## [Problem to solve]
Return the records word for word. Any pictures in them are not part of the copy.

(Entries from a visual dataset)
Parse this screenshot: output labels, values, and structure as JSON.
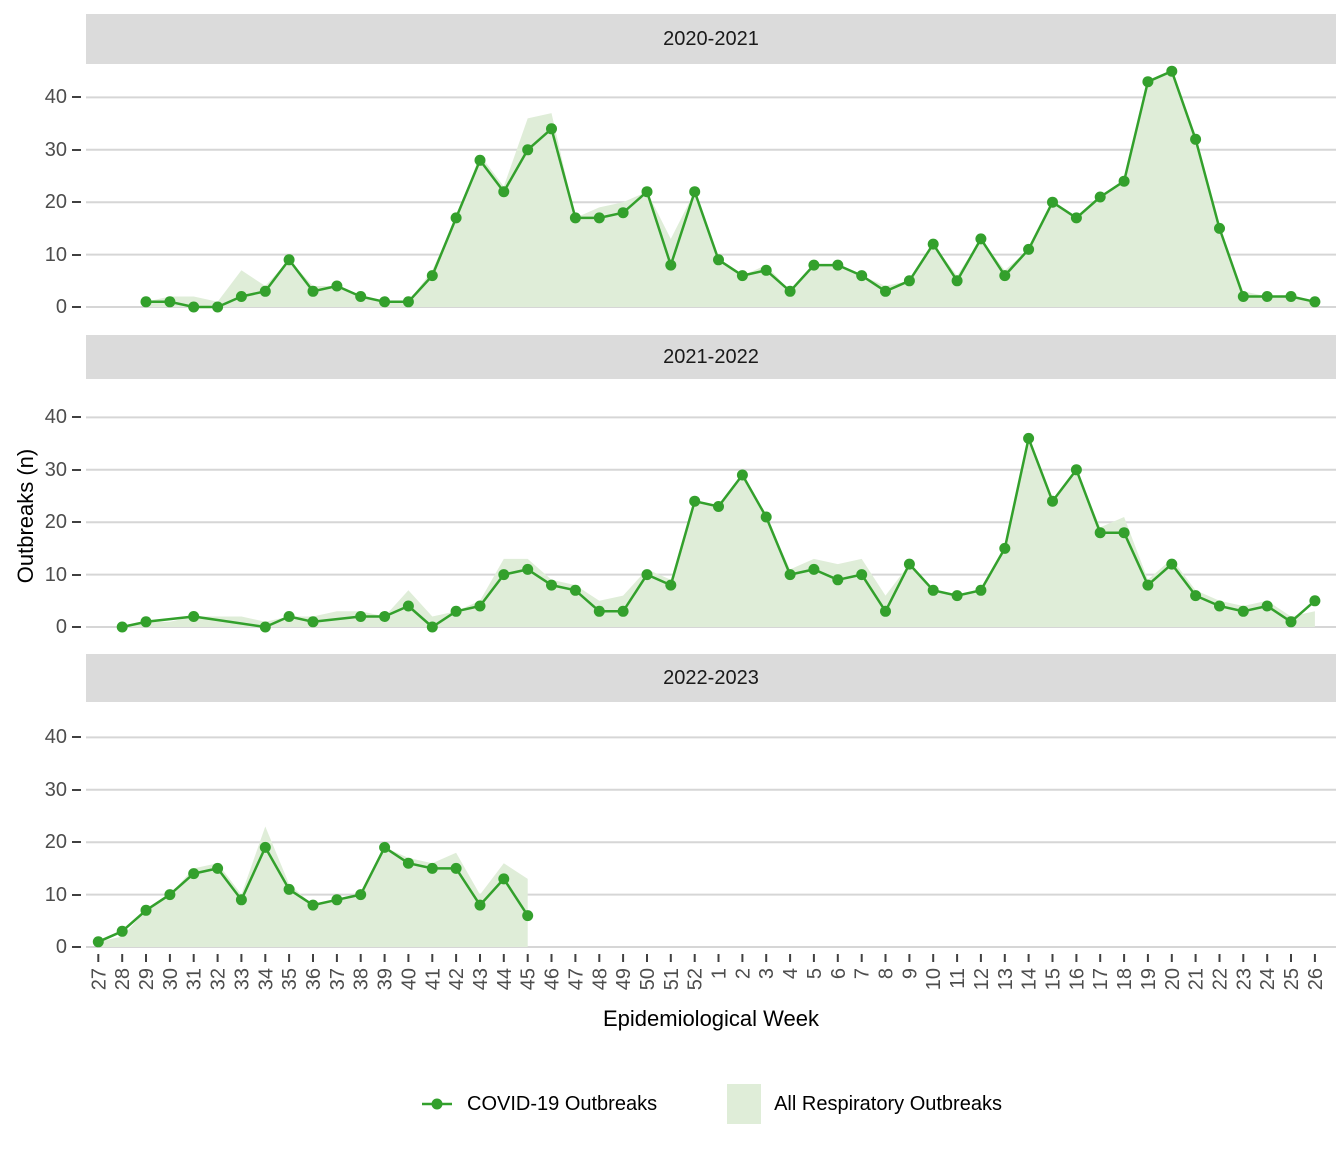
{
  "figure": {
    "y_axis_title": "Outbreaks (n)",
    "x_axis_title": "Epidemiological Week",
    "colors": {
      "covid_line": "#33A02C",
      "respiratory_fill": "#DFEDD8",
      "gridline": "#D6D6D6",
      "strip_background": "#DBDBDB",
      "axis_text": "#4D4D4D",
      "tick_mark": "#404040"
    }
  },
  "legend": {
    "items": [
      {
        "label": "COVID-19 Outbreaks",
        "key": "green-line-with-point"
      },
      {
        "label": "All Respiratory Outbreaks",
        "key": "light-green-area-swatch"
      }
    ]
  },
  "chart_data": {
    "type": "line",
    "title": "",
    "xlabel": "Epidemiological Week",
    "ylabel": "Outbreaks (n)",
    "y_ticks": [
      0,
      10,
      20,
      30,
      40
    ],
    "ylim": [
      0,
      46
    ],
    "grid": "horizontal-major-only",
    "legend_position": "bottom",
    "x_categories": [
      "27",
      "28",
      "29",
      "30",
      "31",
      "32",
      "33",
      "34",
      "35",
      "36",
      "37",
      "38",
      "39",
      "40",
      "41",
      "42",
      "43",
      "44",
      "45",
      "46",
      "47",
      "48",
      "49",
      "50",
      "51",
      "52",
      "1",
      "2",
      "3",
      "4",
      "5",
      "6",
      "7",
      "8",
      "9",
      "10",
      "11",
      "12",
      "13",
      "14",
      "15",
      "16",
      "17",
      "18",
      "19",
      "20",
      "21",
      "22",
      "23",
      "24",
      "25",
      "26"
    ],
    "facets": [
      {
        "title": "2020-2021",
        "series": [
          {
            "name": "COVID-19 Outbreaks",
            "type": "line",
            "values": [
              null,
              null,
              1,
              1,
              0,
              0,
              2,
              3,
              9,
              3,
              4,
              2,
              1,
              1,
              6,
              17,
              28,
              22,
              30,
              34,
              17,
              17,
              18,
              22,
              8,
              22,
              9,
              6,
              7,
              3,
              8,
              8,
              6,
              3,
              5,
              12,
              5,
              13,
              6,
              11,
              20,
              17,
              21,
              24,
              43,
              45,
              32,
              15,
              2,
              2,
              2,
              1
            ]
          },
          {
            "name": "All Respiratory Outbreaks",
            "type": "area",
            "values": [
              null,
              null,
              1,
              2,
              2,
              1,
              7,
              4,
              9,
              4,
              4,
              2,
              1,
              1,
              7,
              17,
              29,
              23,
              36,
              37,
              17,
              19,
              20,
              22,
              13,
              22,
              9,
              6,
              8,
              3,
              8,
              8,
              6,
              4,
              5,
              12,
              6,
              13,
              7,
              11,
              20,
              17,
              21,
              24,
              43,
              45,
              32,
              15,
              3,
              2,
              2,
              1
            ]
          }
        ]
      },
      {
        "title": "2021-2022",
        "series": [
          {
            "name": "COVID-19 Outbreaks",
            "type": "line",
            "values": [
              null,
              0,
              1,
              null,
              2,
              null,
              null,
              0,
              2,
              1,
              null,
              2,
              2,
              4,
              0,
              3,
              4,
              10,
              11,
              8,
              7,
              3,
              3,
              10,
              8,
              24,
              23,
              29,
              21,
              10,
              11,
              9,
              10,
              3,
              12,
              7,
              6,
              7,
              15,
              36,
              24,
              30,
              18,
              18,
              8,
              12,
              6,
              4,
              3,
              4,
              1,
              5
            ]
          },
          {
            "name": "All Respiratory Outbreaks",
            "type": "area",
            "values": [
              null,
              0,
              1,
              1,
              2,
              2,
              2,
              1,
              2,
              2,
              3,
              3,
              2,
              7,
              2,
              3,
              5,
              13,
              13,
              9,
              8,
              5,
              6,
              11,
              9,
              24,
              23,
              29,
              21,
              11,
              13,
              12,
              13,
              6,
              12,
              7,
              6,
              7,
              15,
              36,
              24,
              30,
              19,
              21,
              9,
              13,
              7,
              5,
              4,
              5,
              2,
              3
            ]
          }
        ]
      },
      {
        "title": "2022-2023",
        "series": [
          {
            "name": "COVID-19 Outbreaks",
            "type": "line",
            "values": [
              1,
              3,
              7,
              10,
              14,
              15,
              9,
              19,
              11,
              8,
              9,
              10,
              19,
              16,
              15,
              15,
              8,
              13,
              6,
              null,
              null,
              null,
              null,
              null,
              null,
              null,
              null,
              null,
              null,
              null,
              null,
              null,
              null,
              null,
              null,
              null,
              null,
              null,
              null,
              null,
              null,
              null,
              null,
              null,
              null,
              null,
              null,
              null,
              null,
              null,
              null,
              null
            ]
          },
          {
            "name": "All Respiratory Outbreaks",
            "type": "area",
            "values": [
              1,
              2,
              7,
              10,
              15,
              16,
              10,
              23,
              12,
              8,
              9,
              10,
              19,
              17,
              16,
              18,
              10,
              16,
              13,
              null,
              null,
              null,
              null,
              null,
              null,
              null,
              null,
              null,
              null,
              null,
              null,
              null,
              null,
              null,
              null,
              null,
              null,
              null,
              null,
              null,
              null,
              null,
              null,
              null,
              null,
              null,
              null,
              null,
              null,
              null,
              null,
              null
            ]
          }
        ]
      }
    ]
  }
}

## [Response to this task]
Parse this screenshot: output labels, values, and structure as JSON.
{
  "figure": {
    "y_axis_title": "Outbreaks (n)",
    "x_axis_title": "Epidemiological Week",
    "colors": {
      "covid_line": "#33A02C",
      "respiratory_fill": "#DFEDD8",
      "gridline": "#D6D6D6",
      "strip_background": "#DBDBDB",
      "axis_text": "#4D4D4D",
      "tick_mark": "#404040"
    }
  },
  "legend": {
    "items": [
      {
        "label": "COVID-19 Outbreaks",
        "key": "green-line-with-point"
      },
      {
        "label": "All Respiratory Outbreaks",
        "key": "light-green-area-swatch"
      }
    ]
  },
  "chart_data": {
    "type": "line",
    "title": "",
    "xlabel": "Epidemiological Week",
    "ylabel": "Outbreaks (n)",
    "y_ticks": [
      0,
      10,
      20,
      30,
      40
    ],
    "ylim": [
      0,
      46
    ],
    "grid": "horizontal-major-only",
    "legend_position": "bottom",
    "x_categories": [
      "27",
      "28",
      "29",
      "30",
      "31",
      "32",
      "33",
      "34",
      "35",
      "36",
      "37",
      "38",
      "39",
      "40",
      "41",
      "42",
      "43",
      "44",
      "45",
      "46",
      "47",
      "48",
      "49",
      "50",
      "51",
      "52",
      "1",
      "2",
      "3",
      "4",
      "5",
      "6",
      "7",
      "8",
      "9",
      "10",
      "11",
      "12",
      "13",
      "14",
      "15",
      "16",
      "17",
      "18",
      "19",
      "20",
      "21",
      "22",
      "23",
      "24",
      "25",
      "26"
    ],
    "facets": [
      {
        "title": "2020-2021",
        "series": [
          {
            "name": "COVID-19 Outbreaks",
            "type": "line",
            "values": [
              null,
              null,
              1,
              1,
              0,
              0,
              2,
              3,
              9,
              3,
              4,
              2,
              1,
              1,
              6,
              17,
              28,
              22,
              30,
              34,
              17,
              17,
              18,
              22,
              8,
              22,
              9,
              6,
              7,
              3,
              8,
              8,
              6,
              3,
              5,
              12,
              5,
              13,
              6,
              11,
              20,
              17,
              21,
              24,
              43,
              45,
              32,
              15,
              2,
              2,
              2,
              1
            ]
          },
          {
            "name": "All Respiratory Outbreaks",
            "type": "area",
            "values": [
              null,
              null,
              1,
              2,
              2,
              1,
              7,
              4,
              9,
              4,
              4,
              2,
              1,
              1,
              7,
              17,
              29,
              23,
              36,
              37,
              17,
              19,
              20,
              22,
              13,
              22,
              9,
              6,
              8,
              3,
              8,
              8,
              6,
              4,
              5,
              12,
              6,
              13,
              7,
              11,
              20,
              17,
              21,
              24,
              43,
              45,
              32,
              15,
              3,
              2,
              2,
              1
            ]
          }
        ]
      },
      {
        "title": "2021-2022",
        "series": [
          {
            "name": "COVID-19 Outbreaks",
            "type": "line",
            "values": [
              null,
              0,
              1,
              null,
              2,
              null,
              null,
              0,
              2,
              1,
              null,
              2,
              2,
              4,
              0,
              3,
              4,
              10,
              11,
              8,
              7,
              3,
              3,
              10,
              8,
              24,
              23,
              29,
              21,
              10,
              11,
              9,
              10,
              3,
              12,
              7,
              6,
              7,
              15,
              36,
              24,
              30,
              18,
              18,
              8,
              12,
              6,
              4,
              3,
              4,
              1,
              5
            ]
          },
          {
            "name": "All Respiratory Outbreaks",
            "type": "area",
            "values": [
              null,
              0,
              1,
              1,
              2,
              2,
              2,
              1,
              2,
              2,
              3,
              3,
              2,
              7,
              2,
              3,
              5,
              13,
              13,
              9,
              8,
              5,
              6,
              11,
              9,
              24,
              23,
              29,
              21,
              11,
              13,
              12,
              13,
              6,
              12,
              7,
              6,
              7,
              15,
              36,
              24,
              30,
              19,
              21,
              9,
              13,
              7,
              5,
              4,
              5,
              2,
              3
            ]
          }
        ]
      },
      {
        "title": "2022-2023",
        "series": [
          {
            "name": "COVID-19 Outbreaks",
            "type": "line",
            "values": [
              1,
              3,
              7,
              10,
              14,
              15,
              9,
              19,
              11,
              8,
              9,
              10,
              19,
              16,
              15,
              15,
              8,
              13,
              6,
              null,
              null,
              null,
              null,
              null,
              null,
              null,
              null,
              null,
              null,
              null,
              null,
              null,
              null,
              null,
              null,
              null,
              null,
              null,
              null,
              null,
              null,
              null,
              null,
              null,
              null,
              null,
              null,
              null,
              null,
              null,
              null,
              null
            ]
          },
          {
            "name": "All Respiratory Outbreaks",
            "type": "area",
            "values": [
              1,
              2,
              7,
              10,
              15,
              16,
              10,
              23,
              12,
              8,
              9,
              10,
              19,
              17,
              16,
              18,
              10,
              16,
              13,
              null,
              null,
              null,
              null,
              null,
              null,
              null,
              null,
              null,
              null,
              null,
              null,
              null,
              null,
              null,
              null,
              null,
              null,
              null,
              null,
              null,
              null,
              null,
              null,
              null,
              null,
              null,
              null,
              null,
              null,
              null,
              null,
              null
            ]
          }
        ]
      }
    ]
  }
}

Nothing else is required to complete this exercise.